#### [What is asked]
Search the material below for the word "left" and copy every line in which it occurs.

#### [Records provided]
==================================================

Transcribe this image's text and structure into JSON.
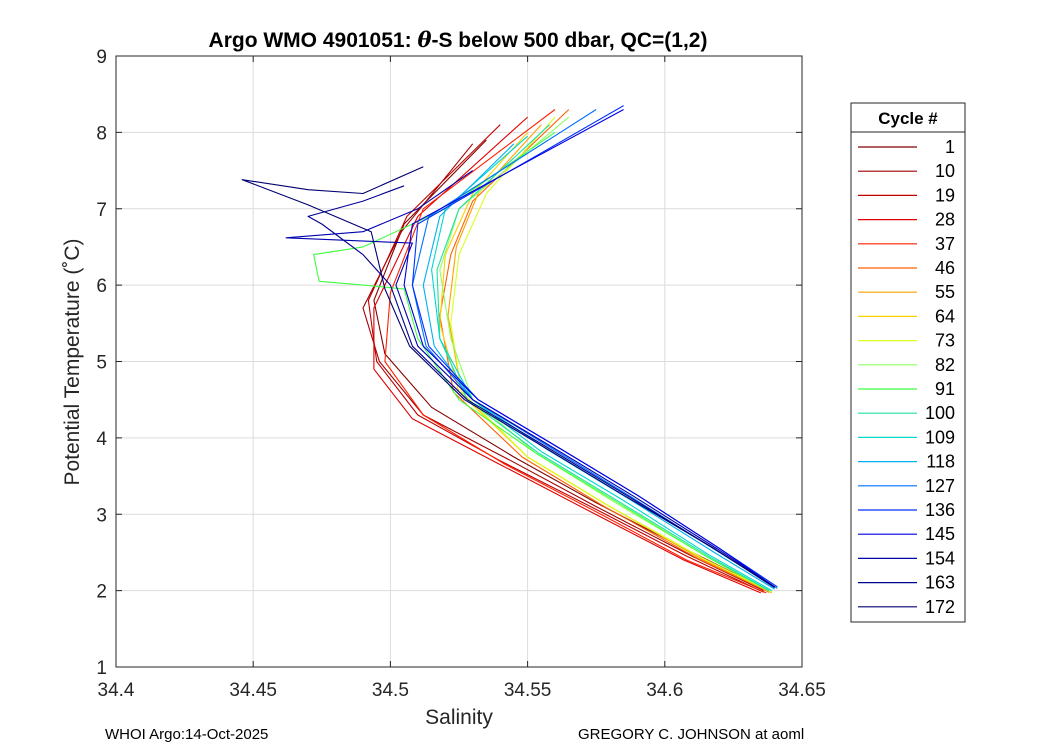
{
  "chart_data": {
    "type": "line",
    "title_parts": {
      "prefix": "Argo WMO 4901051: ",
      "theta": "θ",
      "suffix": "-S below 500 dbar,  QC=(1,2)"
    },
    "xlabel": "Salinity",
    "ylabel": "Potential Temperature (˚C)",
    "xlim": [
      34.4,
      34.65
    ],
    "ylim": [
      1,
      9
    ],
    "xticks": [
      34.4,
      34.45,
      34.5,
      34.55,
      34.6,
      34.65
    ],
    "xtick_labels": [
      "34.4",
      "34.45",
      "34.5",
      "34.55",
      "34.6",
      "34.65"
    ],
    "yticks": [
      1,
      2,
      3,
      4,
      5,
      6,
      7,
      8,
      9
    ],
    "ytick_labels": [
      "1",
      "2",
      "3",
      "4",
      "5",
      "6",
      "7",
      "8",
      "9"
    ],
    "grid": true,
    "legend": {
      "title": "Cycle #",
      "position": "right-outside",
      "entries": [
        {
          "label": "1",
          "color": "#800000"
        },
        {
          "label": "10",
          "color": "#a00000"
        },
        {
          "label": "19",
          "color": "#c00000"
        },
        {
          "label": "28",
          "color": "#e00000"
        },
        {
          "label": "37",
          "color": "#ff2000"
        },
        {
          "label": "46",
          "color": "#ff6000"
        },
        {
          "label": "55",
          "color": "#ffa000"
        },
        {
          "label": "64",
          "color": "#ffd000"
        },
        {
          "label": "73",
          "color": "#d8ff20"
        },
        {
          "label": "82",
          "color": "#90ff60"
        },
        {
          "label": "91",
          "color": "#40ff40"
        },
        {
          "label": "100",
          "color": "#20e0a0"
        },
        {
          "label": "109",
          "color": "#00d8d0"
        },
        {
          "label": "118",
          "color": "#00b0f0"
        },
        {
          "label": "127",
          "color": "#0070ff"
        },
        {
          "label": "136",
          "color": "#0030ff"
        },
        {
          "label": "145",
          "color": "#0000e0"
        },
        {
          "label": "154",
          "color": "#0000b0"
        },
        {
          "label": "163",
          "color": "#000090"
        },
        {
          "label": "172",
          "color": "#000070"
        }
      ]
    },
    "series": [
      {
        "name": "1",
        "color": "#800000",
        "x": [
          34.638,
          34.61,
          34.575,
          34.545,
          34.515,
          34.498,
          34.494,
          34.505,
          34.535
        ],
        "y": [
          2.0,
          2.5,
          3.15,
          3.75,
          4.4,
          5.1,
          5.8,
          6.8,
          7.9
        ]
      },
      {
        "name": "10",
        "color": "#a00000",
        "x": [
          34.636,
          34.61,
          34.575,
          34.544,
          34.512,
          34.496,
          34.49,
          34.504,
          34.53
        ],
        "y": [
          2.0,
          2.45,
          3.1,
          3.7,
          4.3,
          5.0,
          5.7,
          6.7,
          7.85
        ]
      },
      {
        "name": "19",
        "color": "#c00000",
        "x": [
          34.636,
          34.608,
          34.573,
          34.54,
          34.51,
          34.495,
          34.492,
          34.506,
          34.54
        ],
        "y": [
          1.98,
          2.45,
          3.1,
          3.7,
          4.3,
          5.0,
          5.8,
          6.9,
          8.1
        ]
      },
      {
        "name": "28",
        "color": "#e00000",
        "x": [
          34.635,
          34.607,
          34.572,
          34.54,
          34.508,
          34.494,
          34.494,
          34.51,
          34.55
        ],
        "y": [
          1.97,
          2.4,
          3.05,
          3.65,
          4.25,
          4.9,
          5.7,
          6.9,
          8.2
        ]
      },
      {
        "name": "37",
        "color": "#ff2000",
        "x": [
          34.637,
          34.608,
          34.574,
          34.542,
          34.512,
          34.498,
          34.5,
          34.512,
          34.56
        ],
        "y": [
          1.97,
          2.4,
          3.05,
          3.65,
          4.3,
          5.0,
          5.9,
          7.0,
          8.3
        ]
      },
      {
        "name": "46",
        "color": "#ff6000",
        "x": [
          34.638,
          34.612,
          34.578,
          34.548,
          34.523,
          34.518,
          34.522,
          34.53,
          34.565
        ],
        "y": [
          1.98,
          2.42,
          3.1,
          3.75,
          4.6,
          5.6,
          6.4,
          7.1,
          8.3
        ]
      },
      {
        "name": "55",
        "color": "#ffa000",
        "x": [
          34.639,
          34.613,
          34.58,
          34.55,
          34.526,
          34.521,
          34.524,
          34.532,
          34.555
        ],
        "y": [
          1.97,
          2.42,
          3.1,
          3.75,
          4.6,
          5.6,
          6.5,
          7.2,
          8.1
        ]
      },
      {
        "name": "64",
        "color": "#ffd000",
        "x": [
          34.639,
          34.614,
          34.58,
          34.55,
          34.525,
          34.518,
          34.52,
          34.53,
          34.55
        ],
        "y": [
          1.98,
          2.42,
          3.1,
          3.75,
          4.6,
          5.5,
          6.4,
          7.2,
          8.0
        ]
      },
      {
        "name": "73",
        "color": "#d8ff20",
        "x": [
          34.639,
          34.614,
          34.58,
          34.55,
          34.526,
          34.522,
          34.525,
          34.535,
          34.56
        ],
        "y": [
          1.98,
          2.42,
          3.1,
          3.75,
          4.6,
          5.5,
          6.4,
          7.2,
          8.2
        ]
      },
      {
        "name": "82",
        "color": "#90ff60",
        "x": [
          34.638,
          34.615,
          34.582,
          34.553,
          34.53,
          34.522,
          34.518,
          34.525,
          34.565
        ],
        "y": [
          1.99,
          2.45,
          3.15,
          3.8,
          4.5,
          5.3,
          6.2,
          7.0,
          8.2
        ]
      },
      {
        "name": "91",
        "color": "#40ff40",
        "x": [
          34.638,
          34.615,
          34.583,
          34.553,
          34.525,
          34.51,
          34.505,
          34.49,
          34.474,
          34.472,
          34.49,
          34.52,
          34.56
        ],
        "y": [
          2.0,
          2.45,
          3.15,
          3.8,
          4.5,
          5.3,
          5.95,
          6.0,
          6.05,
          6.4,
          6.5,
          7.0,
          8.0
        ]
      },
      {
        "name": "100",
        "color": "#20e0a0",
        "x": [
          34.638,
          34.616,
          34.584,
          34.554,
          34.528,
          34.518,
          34.517,
          34.525,
          34.558
        ],
        "y": [
          2.0,
          2.45,
          3.15,
          3.8,
          4.5,
          5.3,
          6.2,
          7.0,
          8.1
        ]
      },
      {
        "name": "109",
        "color": "#00d8d0",
        "x": [
          34.639,
          34.616,
          34.585,
          34.555,
          34.53,
          34.518,
          34.515,
          34.52,
          34.55
        ],
        "y": [
          2.0,
          2.47,
          3.18,
          3.82,
          4.5,
          5.3,
          6.2,
          7.0,
          7.95
        ]
      },
      {
        "name": "118",
        "color": "#00b0f0",
        "x": [
          34.64,
          34.618,
          34.587,
          34.557,
          34.53,
          34.516,
          34.512,
          34.518,
          34.545
        ],
        "y": [
          2.02,
          2.5,
          3.2,
          3.85,
          4.5,
          5.2,
          6.0,
          6.9,
          7.85
        ]
      },
      {
        "name": "127",
        "color": "#0070ff",
        "x": [
          34.641,
          34.619,
          34.588,
          34.558,
          34.53,
          34.513,
          34.508,
          34.514,
          34.575
        ],
        "y": [
          2.03,
          2.52,
          3.22,
          3.88,
          4.5,
          5.2,
          6.0,
          6.9,
          8.3
        ]
      },
      {
        "name": "136",
        "color": "#0030ff",
        "x": [
          34.641,
          34.62,
          34.59,
          34.56,
          34.532,
          34.514,
          34.508,
          34.51,
          34.585
        ],
        "y": [
          2.05,
          2.55,
          3.25,
          3.9,
          4.5,
          5.2,
          6.0,
          6.8,
          8.35
        ]
      },
      {
        "name": "145",
        "color": "#0000e0",
        "x": [
          34.64,
          34.62,
          34.59,
          34.56,
          34.532,
          34.512,
          34.505,
          34.508,
          34.585
        ],
        "y": [
          2.05,
          2.55,
          3.25,
          3.9,
          4.5,
          5.2,
          6.0,
          6.8,
          8.3
        ]
      },
      {
        "name": "154",
        "color": "#0000b0",
        "x": [
          34.64,
          34.619,
          34.588,
          34.558,
          34.53,
          34.51,
          34.502,
          34.508,
          34.462,
          34.49,
          34.51,
          34.53
        ],
        "y": [
          2.05,
          2.55,
          3.25,
          3.9,
          4.5,
          5.2,
          6.0,
          6.55,
          6.62,
          6.7,
          7.0,
          7.5
        ]
      },
      {
        "name": "163",
        "color": "#000090",
        "x": [
          34.64,
          34.618,
          34.586,
          34.556,
          34.528,
          34.508,
          34.5,
          34.49,
          34.475,
          34.47,
          34.49,
          34.505
        ],
        "y": [
          2.04,
          2.55,
          3.25,
          3.9,
          4.5,
          5.2,
          6.0,
          6.4,
          6.8,
          6.9,
          7.1,
          7.3
        ]
      },
      {
        "name": "172",
        "color": "#000070",
        "x": [
          34.64,
          34.618,
          34.585,
          34.555,
          34.527,
          34.507,
          34.498,
          34.493,
          34.47,
          34.446,
          34.47,
          34.49,
          34.512
        ],
        "y": [
          2.04,
          2.55,
          3.25,
          3.9,
          4.5,
          5.2,
          5.95,
          6.7,
          7.05,
          7.38,
          7.25,
          7.2,
          7.55
        ]
      }
    ]
  },
  "footer": {
    "left": "WHOI Argo:14-Oct-2025",
    "right": "GREGORY C. JOHNSON at aoml"
  }
}
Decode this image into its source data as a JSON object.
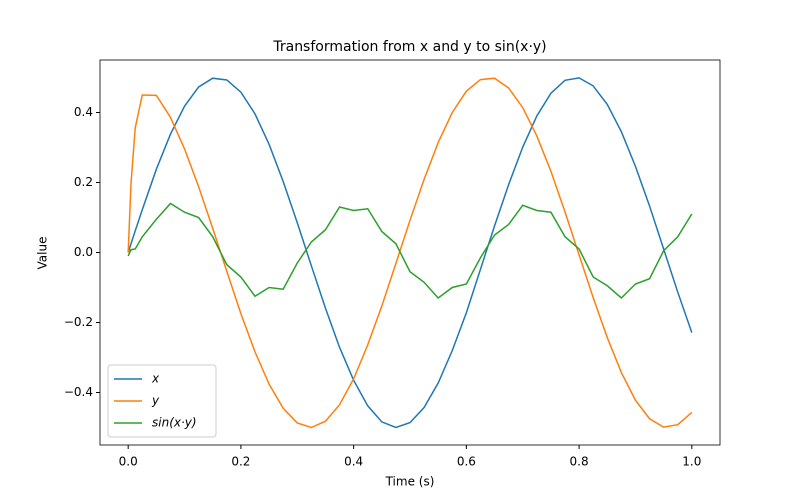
{
  "chart_data": {
    "type": "line",
    "title": "Transformation from x and y to sin(x·y)",
    "x_label": "Time (s)",
    "y_label": "Value",
    "x": [
      0,
      0.005,
      0.0125,
      0.025,
      0.05,
      0.075,
      0.1,
      0.125,
      0.15,
      0.175,
      0.2,
      0.225,
      0.25,
      0.275,
      0.3,
      0.325,
      0.35,
      0.375,
      0.4,
      0.425,
      0.45,
      0.475,
      0.5,
      0.525,
      0.55,
      0.575,
      0.6,
      0.625,
      0.65,
      0.675,
      0.7,
      0.725,
      0.75,
      0.775,
      0.8,
      0.825,
      0.85,
      0.875,
      0.9,
      0.925,
      0.95,
      0.975,
      1
    ],
    "series": [
      {
        "name": "x",
        "color": "#1f77b4",
        "values": [
          0,
          0.025,
          0.062,
          0.122,
          0.238,
          0.338,
          0.418,
          0.473,
          0.498,
          0.493,
          0.458,
          0.396,
          0.309,
          0.203,
          0.085,
          -0.038,
          -0.159,
          -0.271,
          -0.365,
          -0.438,
          -0.484,
          -0.5,
          -0.486,
          -0.443,
          -0.373,
          -0.28,
          -0.172,
          -0.048,
          0.076,
          0.194,
          0.301,
          0.39,
          0.455,
          0.492,
          0.499,
          0.476,
          0.423,
          0.345,
          0.246,
          0.133,
          0.01,
          -0.113,
          -0.229
        ]
      },
      {
        "name": "y",
        "color": "#ff7f0e",
        "values": [
          0,
          0.197,
          0.356,
          0.45,
          0.449,
          0.386,
          0.296,
          0.188,
          0.069,
          -0.054,
          -0.175,
          -0.284,
          -0.376,
          -0.445,
          -0.487,
          -0.5,
          -0.482,
          -0.435,
          -0.361,
          -0.264,
          -0.153,
          -0.031,
          0.092,
          0.209,
          0.314,
          0.4,
          0.461,
          0.494,
          0.498,
          0.47,
          0.414,
          0.333,
          0.232,
          0.116,
          -0.007,
          -0.129,
          -0.243,
          -0.343,
          -0.422,
          -0.475,
          -0.499,
          -0.492,
          -0.457
        ]
      },
      {
        "name": "sin(x·y)",
        "color": "#2ca02c",
        "values": [
          -0.01,
          0.008,
          0.01,
          0.045,
          0.095,
          0.14,
          0.115,
          0.1,
          0.045,
          -0.035,
          -0.07,
          -0.125,
          -0.1,
          -0.105,
          -0.03,
          0.03,
          0.065,
          0.13,
          0.12,
          0.125,
          0.06,
          0.025,
          -0.055,
          -0.085,
          -0.13,
          -0.1,
          -0.09,
          -0.015,
          0.05,
          0.08,
          0.135,
          0.12,
          0.115,
          0.045,
          0.01,
          -0.07,
          -0.095,
          -0.13,
          -0.09,
          -0.075,
          0.005,
          0.045,
          0.11
        ]
      }
    ],
    "xlim": [
      -0.05,
      1.05
    ],
    "xticks": [
      {
        "value": 0,
        "label": "0.0"
      },
      0.2,
      0.4,
      0.6,
      0.8,
      {
        "value": 1,
        "label": "1.0"
      }
    ],
    "ylim": [
      -0.55,
      0.55
    ],
    "yticks": [
      {
        "value": -0.4,
        "label": "−0.4"
      },
      {
        "value": -0.2,
        "label": "−0.2"
      },
      {
        "value": 0,
        "label": "0.0"
      },
      0.2,
      0.4
    ],
    "legend": "lower left",
    "grid": false
  }
}
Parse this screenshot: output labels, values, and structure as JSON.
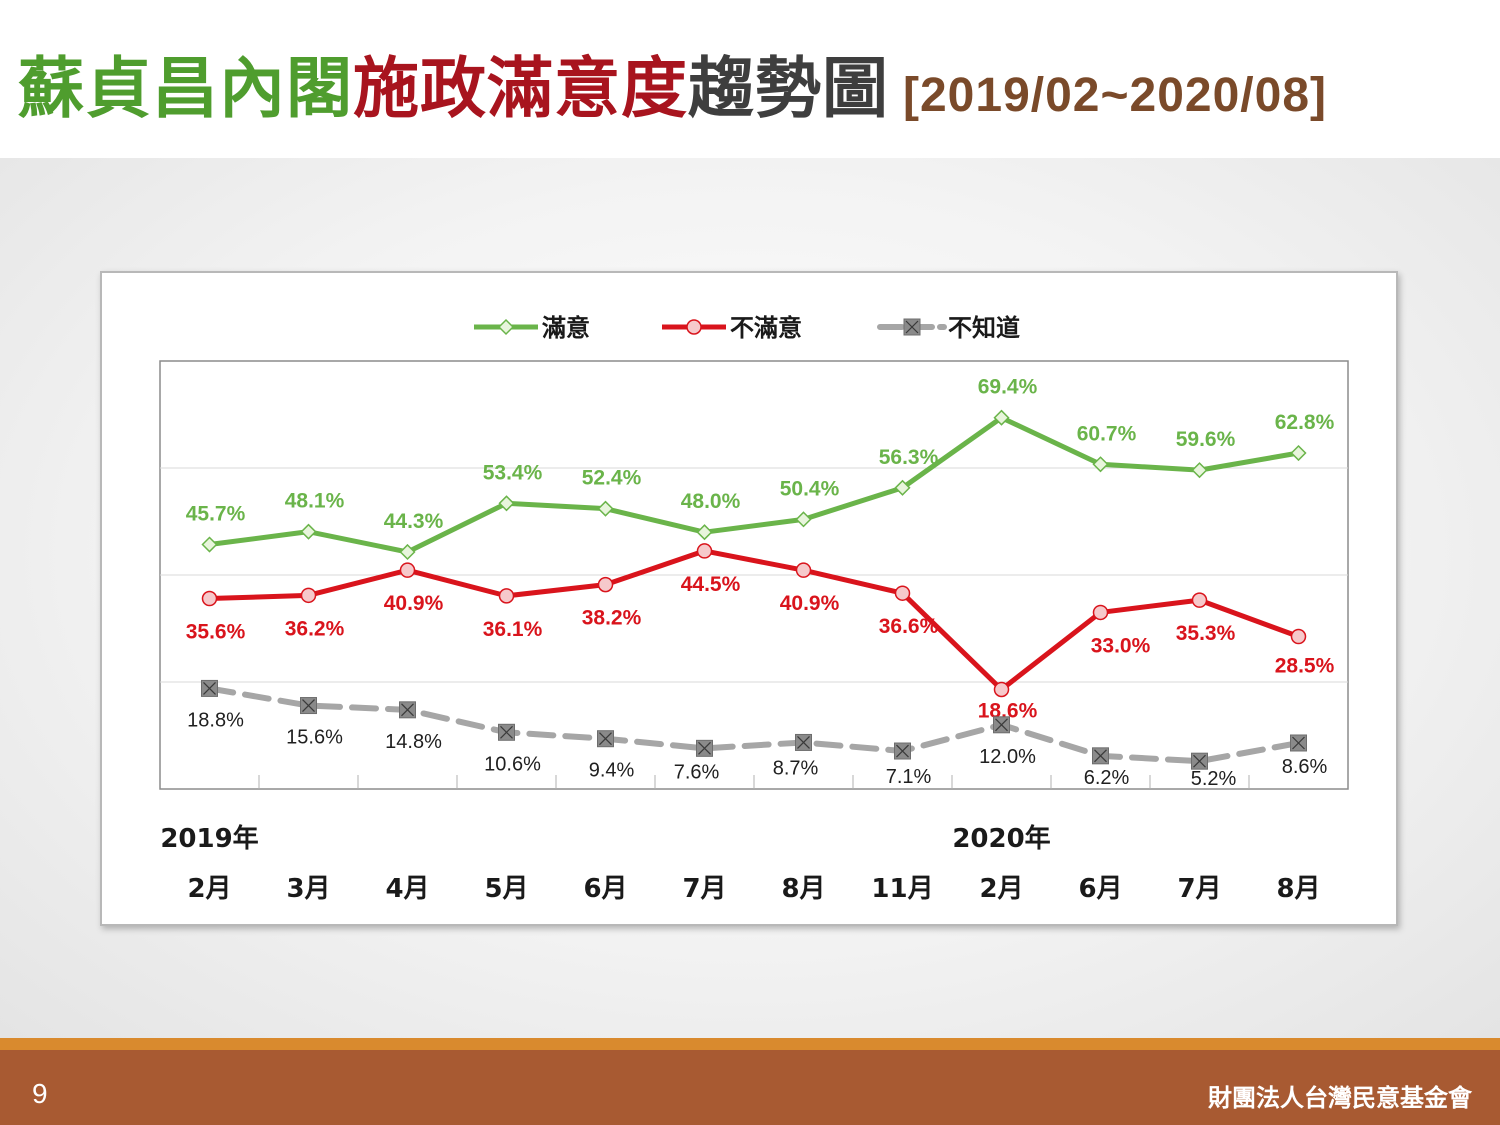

==================================================

#### [Finished answer]
    "left": "WHOI Argo:14-Oct-2025",
    "legend": "lower left",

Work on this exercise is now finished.